**Work to do**
Starting at the first line of the items and ending at the line that contains "angle-label-right-30: 30° [694,687,761,731]", rewrite those lines as a Markdown table with the columns Row and Text. Give each line its row number and leave out any blank lines.

-------- Raw data

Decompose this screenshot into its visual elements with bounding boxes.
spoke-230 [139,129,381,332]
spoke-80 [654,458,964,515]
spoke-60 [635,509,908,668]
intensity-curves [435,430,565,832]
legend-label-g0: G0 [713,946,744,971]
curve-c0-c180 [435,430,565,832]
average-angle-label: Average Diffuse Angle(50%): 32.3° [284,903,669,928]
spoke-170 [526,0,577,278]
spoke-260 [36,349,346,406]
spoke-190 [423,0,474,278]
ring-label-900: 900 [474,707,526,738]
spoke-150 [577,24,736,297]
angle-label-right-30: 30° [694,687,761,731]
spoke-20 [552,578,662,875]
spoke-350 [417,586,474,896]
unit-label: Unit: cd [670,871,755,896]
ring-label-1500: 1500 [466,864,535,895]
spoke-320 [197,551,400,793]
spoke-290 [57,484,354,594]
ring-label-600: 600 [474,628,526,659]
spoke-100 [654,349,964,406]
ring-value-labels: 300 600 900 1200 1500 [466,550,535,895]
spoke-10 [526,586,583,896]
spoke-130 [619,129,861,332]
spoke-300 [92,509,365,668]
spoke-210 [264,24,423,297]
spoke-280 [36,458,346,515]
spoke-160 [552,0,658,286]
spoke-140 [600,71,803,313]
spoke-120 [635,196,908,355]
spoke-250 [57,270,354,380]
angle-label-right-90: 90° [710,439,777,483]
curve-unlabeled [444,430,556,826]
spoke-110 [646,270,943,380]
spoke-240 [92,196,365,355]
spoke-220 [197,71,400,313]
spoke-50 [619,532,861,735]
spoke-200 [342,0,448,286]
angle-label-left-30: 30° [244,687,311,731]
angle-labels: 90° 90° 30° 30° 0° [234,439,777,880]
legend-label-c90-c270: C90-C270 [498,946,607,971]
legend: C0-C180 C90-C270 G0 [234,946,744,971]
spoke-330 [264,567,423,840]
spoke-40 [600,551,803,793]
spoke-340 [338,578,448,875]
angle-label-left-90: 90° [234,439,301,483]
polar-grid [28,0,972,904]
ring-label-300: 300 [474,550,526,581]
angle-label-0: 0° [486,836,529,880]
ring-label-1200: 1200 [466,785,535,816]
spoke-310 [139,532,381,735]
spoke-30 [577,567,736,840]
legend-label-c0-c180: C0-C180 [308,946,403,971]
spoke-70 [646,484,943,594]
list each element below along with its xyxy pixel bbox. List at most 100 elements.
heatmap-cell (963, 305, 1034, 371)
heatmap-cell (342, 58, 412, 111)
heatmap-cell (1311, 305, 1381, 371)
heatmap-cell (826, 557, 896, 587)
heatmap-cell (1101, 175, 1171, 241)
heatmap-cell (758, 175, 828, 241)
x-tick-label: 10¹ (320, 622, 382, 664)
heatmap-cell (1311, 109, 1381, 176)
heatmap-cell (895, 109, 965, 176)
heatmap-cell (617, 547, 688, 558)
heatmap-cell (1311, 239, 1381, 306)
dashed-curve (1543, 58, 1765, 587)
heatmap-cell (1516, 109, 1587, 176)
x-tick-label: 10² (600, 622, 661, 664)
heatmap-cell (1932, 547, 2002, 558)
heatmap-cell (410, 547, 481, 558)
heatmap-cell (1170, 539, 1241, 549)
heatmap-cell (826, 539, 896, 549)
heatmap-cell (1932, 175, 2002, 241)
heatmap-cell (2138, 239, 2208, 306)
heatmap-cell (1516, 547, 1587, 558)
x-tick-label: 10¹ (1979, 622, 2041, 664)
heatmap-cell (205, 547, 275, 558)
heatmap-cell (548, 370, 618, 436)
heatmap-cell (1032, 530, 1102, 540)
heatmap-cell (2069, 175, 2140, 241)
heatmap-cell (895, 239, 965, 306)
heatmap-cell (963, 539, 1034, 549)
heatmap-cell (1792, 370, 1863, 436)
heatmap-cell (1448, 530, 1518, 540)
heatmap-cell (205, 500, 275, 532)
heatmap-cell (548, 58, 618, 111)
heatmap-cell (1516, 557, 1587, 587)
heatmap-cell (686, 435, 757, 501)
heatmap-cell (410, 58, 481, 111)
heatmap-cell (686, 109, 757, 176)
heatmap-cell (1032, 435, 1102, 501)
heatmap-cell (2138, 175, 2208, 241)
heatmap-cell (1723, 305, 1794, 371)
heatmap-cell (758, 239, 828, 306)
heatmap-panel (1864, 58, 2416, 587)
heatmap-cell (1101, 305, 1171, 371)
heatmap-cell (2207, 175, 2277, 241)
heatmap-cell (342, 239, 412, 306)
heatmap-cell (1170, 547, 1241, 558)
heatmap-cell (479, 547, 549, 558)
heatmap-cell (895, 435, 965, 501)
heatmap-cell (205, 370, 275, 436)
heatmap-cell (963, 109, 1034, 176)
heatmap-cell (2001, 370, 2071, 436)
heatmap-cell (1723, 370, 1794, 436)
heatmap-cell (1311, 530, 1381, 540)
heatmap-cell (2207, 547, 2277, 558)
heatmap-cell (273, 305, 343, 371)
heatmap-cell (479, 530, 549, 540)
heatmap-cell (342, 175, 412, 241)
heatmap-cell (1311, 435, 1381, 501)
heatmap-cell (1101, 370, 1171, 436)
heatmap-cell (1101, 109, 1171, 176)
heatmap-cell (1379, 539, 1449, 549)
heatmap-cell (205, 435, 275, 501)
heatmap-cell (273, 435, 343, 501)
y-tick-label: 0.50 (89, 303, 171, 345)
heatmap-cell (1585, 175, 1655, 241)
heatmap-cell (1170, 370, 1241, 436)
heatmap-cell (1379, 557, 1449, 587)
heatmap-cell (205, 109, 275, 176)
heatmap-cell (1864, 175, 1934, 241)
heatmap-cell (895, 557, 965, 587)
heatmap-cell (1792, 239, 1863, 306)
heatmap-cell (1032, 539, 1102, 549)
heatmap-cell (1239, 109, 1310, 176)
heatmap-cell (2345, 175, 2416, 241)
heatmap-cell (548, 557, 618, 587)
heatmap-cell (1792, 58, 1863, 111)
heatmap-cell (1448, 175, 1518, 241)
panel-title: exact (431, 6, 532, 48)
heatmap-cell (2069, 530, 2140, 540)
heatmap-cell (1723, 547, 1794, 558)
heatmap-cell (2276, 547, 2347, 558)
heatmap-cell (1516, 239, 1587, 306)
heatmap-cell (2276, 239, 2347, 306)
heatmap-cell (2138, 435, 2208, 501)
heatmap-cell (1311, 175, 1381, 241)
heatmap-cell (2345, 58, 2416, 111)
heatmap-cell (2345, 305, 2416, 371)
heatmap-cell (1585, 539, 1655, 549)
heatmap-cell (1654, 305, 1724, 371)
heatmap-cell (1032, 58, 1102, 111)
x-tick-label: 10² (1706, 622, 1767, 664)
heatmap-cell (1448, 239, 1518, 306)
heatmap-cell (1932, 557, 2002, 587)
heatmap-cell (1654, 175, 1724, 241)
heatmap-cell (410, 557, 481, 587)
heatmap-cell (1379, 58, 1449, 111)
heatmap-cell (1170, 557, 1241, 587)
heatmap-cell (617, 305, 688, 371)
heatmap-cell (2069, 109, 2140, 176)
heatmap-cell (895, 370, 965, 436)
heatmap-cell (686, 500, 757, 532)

----------------

**Task result**
| Row | Text |
|---|---|
| 1 | Decompose this screenshot into its visual elements with bounding boxes. |
| 2 | spoke-230 [139,129,381,332] |
| 3 | spoke-80 [654,458,964,515] |
| 4 | spoke-60 [635,509,908,668] |
| 5 | intensity-curves [435,430,565,832] |
| 6 | legend-label-g0: G0 [713,946,744,971] |
| 7 | curve-c0-c180 [435,430,565,832] |
| 8 | average-angle-label: Average Diffuse Angle(50%): 32.3° [284,903,669,928] |
| 9 | spoke-170 [526,0,577,278] |
| 10 | spoke-260 [36,349,346,406] |
| 11 | spoke-190 [423,0,474,278] |
| 12 | ring-label-900: 900 [474,707,526,738] |
| 13 | spoke-150 [577,24,736,297] |
| 14 | angle-label-right-30: 30° [694,687,761,731] |